**Problem requirements:**
What lines of the data include the string "folders"? Copy them all.

**Data shown:**
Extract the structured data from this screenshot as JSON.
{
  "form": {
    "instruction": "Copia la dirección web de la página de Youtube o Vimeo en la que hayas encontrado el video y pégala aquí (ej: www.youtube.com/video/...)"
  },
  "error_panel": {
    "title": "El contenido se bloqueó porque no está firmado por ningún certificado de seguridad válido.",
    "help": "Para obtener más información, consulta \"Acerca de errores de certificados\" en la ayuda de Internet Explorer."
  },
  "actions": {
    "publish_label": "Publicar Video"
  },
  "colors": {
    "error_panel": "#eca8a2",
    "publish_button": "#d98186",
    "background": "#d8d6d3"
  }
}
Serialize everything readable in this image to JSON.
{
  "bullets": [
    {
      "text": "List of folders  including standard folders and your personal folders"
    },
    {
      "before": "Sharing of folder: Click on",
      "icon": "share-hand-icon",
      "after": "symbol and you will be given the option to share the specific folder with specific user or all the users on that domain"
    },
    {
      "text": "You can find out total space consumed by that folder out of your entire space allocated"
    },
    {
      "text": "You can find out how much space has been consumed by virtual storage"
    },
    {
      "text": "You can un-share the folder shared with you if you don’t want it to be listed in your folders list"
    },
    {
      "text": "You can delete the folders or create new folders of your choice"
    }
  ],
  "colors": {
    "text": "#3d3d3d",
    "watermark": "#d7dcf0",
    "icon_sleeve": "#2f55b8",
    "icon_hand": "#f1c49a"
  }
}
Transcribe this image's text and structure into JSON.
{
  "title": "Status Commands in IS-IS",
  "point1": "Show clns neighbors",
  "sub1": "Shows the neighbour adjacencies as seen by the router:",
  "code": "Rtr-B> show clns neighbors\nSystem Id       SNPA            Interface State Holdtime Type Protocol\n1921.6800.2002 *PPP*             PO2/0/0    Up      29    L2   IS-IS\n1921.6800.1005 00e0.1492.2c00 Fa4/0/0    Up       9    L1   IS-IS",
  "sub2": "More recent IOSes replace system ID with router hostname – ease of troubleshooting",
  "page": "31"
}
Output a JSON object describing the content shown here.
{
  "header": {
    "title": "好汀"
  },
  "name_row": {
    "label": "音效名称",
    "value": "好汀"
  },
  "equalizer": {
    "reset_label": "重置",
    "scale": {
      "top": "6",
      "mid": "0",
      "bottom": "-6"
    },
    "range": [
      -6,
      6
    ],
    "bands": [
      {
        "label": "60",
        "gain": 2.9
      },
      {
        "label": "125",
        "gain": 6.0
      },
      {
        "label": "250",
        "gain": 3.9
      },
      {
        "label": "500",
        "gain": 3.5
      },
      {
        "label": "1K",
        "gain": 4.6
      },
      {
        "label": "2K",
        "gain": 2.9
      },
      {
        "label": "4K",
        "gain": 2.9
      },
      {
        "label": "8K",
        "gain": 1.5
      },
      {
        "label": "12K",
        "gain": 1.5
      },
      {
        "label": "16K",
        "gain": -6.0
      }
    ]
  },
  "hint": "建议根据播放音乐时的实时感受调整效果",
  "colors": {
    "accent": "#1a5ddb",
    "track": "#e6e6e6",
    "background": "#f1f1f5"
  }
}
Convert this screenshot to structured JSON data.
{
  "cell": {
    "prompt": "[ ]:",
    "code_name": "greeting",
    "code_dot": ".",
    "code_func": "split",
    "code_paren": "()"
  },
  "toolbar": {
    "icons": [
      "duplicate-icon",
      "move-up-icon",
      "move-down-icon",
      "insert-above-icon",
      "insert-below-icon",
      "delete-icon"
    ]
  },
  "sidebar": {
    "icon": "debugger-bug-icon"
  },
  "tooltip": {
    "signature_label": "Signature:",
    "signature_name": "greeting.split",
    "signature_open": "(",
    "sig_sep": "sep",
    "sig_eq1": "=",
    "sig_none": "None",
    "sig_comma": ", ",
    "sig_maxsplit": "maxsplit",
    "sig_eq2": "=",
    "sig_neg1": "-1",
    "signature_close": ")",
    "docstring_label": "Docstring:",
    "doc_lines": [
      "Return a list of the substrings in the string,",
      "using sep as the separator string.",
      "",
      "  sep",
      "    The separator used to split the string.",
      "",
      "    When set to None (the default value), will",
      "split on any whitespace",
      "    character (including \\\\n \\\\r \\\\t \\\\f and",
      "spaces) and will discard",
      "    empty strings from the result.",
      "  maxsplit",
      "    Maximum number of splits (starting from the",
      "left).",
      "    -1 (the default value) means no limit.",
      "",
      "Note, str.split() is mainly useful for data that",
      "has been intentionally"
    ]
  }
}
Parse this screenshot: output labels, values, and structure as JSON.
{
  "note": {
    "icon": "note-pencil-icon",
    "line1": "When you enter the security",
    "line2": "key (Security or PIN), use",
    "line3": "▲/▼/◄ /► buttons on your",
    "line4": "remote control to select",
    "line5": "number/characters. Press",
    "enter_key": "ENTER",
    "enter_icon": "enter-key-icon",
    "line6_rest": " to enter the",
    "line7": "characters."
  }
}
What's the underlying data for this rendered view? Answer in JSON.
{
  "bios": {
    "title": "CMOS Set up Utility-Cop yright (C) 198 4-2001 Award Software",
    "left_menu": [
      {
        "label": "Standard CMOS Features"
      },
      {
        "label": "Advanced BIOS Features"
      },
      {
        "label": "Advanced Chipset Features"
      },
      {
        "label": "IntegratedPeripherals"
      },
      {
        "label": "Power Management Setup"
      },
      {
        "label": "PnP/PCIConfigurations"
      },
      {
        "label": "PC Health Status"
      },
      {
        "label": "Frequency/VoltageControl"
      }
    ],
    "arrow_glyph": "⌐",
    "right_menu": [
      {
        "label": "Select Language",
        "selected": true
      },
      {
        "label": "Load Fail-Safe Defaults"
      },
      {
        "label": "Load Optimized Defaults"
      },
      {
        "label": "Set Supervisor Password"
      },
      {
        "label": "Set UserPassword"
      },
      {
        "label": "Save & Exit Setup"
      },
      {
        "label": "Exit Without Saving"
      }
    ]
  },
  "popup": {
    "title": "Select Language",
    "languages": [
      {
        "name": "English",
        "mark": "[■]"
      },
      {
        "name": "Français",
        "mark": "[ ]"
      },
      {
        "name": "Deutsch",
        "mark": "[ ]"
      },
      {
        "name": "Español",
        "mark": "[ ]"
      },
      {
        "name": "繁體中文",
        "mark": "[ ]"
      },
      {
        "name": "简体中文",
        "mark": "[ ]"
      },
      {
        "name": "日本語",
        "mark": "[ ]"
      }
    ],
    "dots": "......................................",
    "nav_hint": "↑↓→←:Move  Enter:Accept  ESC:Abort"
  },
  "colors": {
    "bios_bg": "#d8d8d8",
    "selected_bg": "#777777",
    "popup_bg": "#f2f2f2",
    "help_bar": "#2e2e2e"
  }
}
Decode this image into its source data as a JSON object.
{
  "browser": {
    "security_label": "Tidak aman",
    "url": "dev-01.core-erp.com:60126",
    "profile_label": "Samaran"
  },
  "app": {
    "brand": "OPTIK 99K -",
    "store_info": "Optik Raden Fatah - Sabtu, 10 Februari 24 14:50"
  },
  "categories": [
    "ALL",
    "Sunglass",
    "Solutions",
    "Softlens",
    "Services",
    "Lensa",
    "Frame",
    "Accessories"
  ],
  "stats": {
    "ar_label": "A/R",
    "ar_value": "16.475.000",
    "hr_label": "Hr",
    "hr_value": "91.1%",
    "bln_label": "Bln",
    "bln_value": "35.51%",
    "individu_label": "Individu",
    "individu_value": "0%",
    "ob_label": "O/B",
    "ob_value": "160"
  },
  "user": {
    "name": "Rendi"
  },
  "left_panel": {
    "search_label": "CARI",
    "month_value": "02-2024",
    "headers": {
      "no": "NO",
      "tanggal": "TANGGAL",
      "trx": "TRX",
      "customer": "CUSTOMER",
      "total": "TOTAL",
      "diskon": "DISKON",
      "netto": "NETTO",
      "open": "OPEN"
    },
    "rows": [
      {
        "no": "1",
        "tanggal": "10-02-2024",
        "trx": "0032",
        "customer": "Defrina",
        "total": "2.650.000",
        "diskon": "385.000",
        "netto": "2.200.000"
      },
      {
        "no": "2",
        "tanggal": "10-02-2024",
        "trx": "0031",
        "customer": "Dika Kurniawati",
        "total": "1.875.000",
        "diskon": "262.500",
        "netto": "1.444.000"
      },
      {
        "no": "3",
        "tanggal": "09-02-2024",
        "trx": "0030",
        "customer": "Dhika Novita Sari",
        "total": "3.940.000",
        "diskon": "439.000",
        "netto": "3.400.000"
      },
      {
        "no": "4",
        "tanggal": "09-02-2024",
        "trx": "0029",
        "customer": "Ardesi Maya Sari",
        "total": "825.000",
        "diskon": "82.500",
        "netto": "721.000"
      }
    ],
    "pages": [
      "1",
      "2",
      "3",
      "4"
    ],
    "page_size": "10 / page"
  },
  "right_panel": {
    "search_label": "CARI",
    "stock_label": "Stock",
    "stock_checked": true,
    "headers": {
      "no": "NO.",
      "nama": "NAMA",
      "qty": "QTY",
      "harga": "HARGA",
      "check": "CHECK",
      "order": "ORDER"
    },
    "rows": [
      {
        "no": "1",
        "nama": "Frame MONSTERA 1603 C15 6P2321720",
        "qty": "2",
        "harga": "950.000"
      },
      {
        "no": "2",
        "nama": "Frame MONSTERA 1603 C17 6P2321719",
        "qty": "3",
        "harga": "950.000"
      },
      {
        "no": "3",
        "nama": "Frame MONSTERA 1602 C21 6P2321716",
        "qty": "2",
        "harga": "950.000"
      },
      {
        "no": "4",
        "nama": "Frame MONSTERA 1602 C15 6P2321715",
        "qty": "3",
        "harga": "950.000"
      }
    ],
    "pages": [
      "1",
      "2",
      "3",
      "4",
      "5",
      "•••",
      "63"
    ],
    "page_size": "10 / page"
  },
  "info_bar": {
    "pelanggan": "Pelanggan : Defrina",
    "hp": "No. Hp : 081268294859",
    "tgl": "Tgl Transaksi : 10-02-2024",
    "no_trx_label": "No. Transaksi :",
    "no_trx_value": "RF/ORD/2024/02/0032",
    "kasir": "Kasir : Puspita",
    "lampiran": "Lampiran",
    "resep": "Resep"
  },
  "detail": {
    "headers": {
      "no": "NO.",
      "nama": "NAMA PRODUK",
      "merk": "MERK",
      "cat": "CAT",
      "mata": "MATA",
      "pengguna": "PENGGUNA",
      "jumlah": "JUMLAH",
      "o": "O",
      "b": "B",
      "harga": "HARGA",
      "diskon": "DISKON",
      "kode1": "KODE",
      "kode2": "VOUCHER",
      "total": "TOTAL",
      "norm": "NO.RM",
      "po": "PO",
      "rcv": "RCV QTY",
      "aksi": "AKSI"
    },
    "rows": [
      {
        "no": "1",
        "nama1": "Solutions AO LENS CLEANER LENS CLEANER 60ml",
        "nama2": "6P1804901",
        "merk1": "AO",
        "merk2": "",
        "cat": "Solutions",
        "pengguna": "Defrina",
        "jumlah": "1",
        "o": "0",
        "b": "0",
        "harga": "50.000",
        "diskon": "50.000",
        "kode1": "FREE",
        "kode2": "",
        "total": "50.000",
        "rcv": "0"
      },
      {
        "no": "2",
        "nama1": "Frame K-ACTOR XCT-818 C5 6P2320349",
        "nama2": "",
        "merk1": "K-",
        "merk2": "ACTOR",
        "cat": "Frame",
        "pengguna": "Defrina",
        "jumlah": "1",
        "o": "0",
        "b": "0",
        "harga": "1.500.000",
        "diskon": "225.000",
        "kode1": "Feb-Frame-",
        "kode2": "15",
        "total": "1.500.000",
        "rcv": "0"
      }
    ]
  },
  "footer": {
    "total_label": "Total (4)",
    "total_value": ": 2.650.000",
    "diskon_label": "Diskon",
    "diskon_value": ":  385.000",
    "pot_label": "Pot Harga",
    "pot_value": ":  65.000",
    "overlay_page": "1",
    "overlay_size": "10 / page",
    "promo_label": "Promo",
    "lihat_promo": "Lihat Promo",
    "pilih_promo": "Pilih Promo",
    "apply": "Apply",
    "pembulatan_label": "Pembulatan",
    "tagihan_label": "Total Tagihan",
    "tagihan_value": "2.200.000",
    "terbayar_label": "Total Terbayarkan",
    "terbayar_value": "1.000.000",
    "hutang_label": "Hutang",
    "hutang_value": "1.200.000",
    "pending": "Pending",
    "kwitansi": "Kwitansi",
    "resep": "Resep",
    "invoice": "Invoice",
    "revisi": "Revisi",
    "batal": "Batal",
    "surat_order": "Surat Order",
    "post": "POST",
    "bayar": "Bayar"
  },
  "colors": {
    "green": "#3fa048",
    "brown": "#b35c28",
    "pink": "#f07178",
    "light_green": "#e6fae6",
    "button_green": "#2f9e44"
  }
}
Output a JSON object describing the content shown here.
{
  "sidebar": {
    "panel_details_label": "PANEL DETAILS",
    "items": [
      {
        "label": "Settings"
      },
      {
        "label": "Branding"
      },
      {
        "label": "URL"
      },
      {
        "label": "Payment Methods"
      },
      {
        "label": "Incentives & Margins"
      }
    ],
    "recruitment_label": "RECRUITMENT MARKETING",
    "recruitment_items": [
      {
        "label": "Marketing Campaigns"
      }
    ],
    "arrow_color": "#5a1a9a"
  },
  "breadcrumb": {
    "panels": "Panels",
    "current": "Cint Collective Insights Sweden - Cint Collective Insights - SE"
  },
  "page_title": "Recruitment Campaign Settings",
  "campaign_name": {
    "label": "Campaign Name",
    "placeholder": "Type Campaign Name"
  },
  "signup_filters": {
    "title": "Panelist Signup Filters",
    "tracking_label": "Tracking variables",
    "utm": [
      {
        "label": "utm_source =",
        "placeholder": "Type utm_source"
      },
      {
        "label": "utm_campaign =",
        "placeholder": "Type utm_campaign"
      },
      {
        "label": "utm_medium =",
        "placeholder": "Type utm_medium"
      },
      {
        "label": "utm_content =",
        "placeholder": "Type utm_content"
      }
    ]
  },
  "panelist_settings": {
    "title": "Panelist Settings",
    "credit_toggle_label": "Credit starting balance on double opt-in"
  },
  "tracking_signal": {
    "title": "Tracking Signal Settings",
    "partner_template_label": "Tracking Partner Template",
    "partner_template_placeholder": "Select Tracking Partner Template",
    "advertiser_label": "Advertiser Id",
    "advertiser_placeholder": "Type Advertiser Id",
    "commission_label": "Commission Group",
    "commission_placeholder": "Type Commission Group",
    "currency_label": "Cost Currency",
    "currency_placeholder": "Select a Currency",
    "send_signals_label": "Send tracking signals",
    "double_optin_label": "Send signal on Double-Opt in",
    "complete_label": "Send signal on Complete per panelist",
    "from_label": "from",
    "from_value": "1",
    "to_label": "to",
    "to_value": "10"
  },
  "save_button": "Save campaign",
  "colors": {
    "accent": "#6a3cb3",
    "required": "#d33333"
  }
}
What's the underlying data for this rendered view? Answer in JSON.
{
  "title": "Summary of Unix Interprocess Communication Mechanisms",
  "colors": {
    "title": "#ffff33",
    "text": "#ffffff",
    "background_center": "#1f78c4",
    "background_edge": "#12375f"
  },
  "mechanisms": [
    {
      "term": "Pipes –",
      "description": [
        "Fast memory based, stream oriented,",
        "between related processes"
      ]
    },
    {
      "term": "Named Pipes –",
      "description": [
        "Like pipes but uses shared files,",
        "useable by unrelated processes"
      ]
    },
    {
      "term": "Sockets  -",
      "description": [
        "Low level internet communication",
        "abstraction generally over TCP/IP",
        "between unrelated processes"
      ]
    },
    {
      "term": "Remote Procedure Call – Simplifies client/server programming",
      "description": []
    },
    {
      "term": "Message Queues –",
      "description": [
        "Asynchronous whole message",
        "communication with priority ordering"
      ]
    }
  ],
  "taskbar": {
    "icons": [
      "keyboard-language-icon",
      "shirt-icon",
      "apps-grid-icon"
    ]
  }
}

**Reply to the task:**
      "text": "List of folders  including standard folders and your personal folders"
      "text": "You can un-share the folder shared with you if you don’t want it to be listed in your folders list"
      "text": "You can delete the folders or create new folders of your choice"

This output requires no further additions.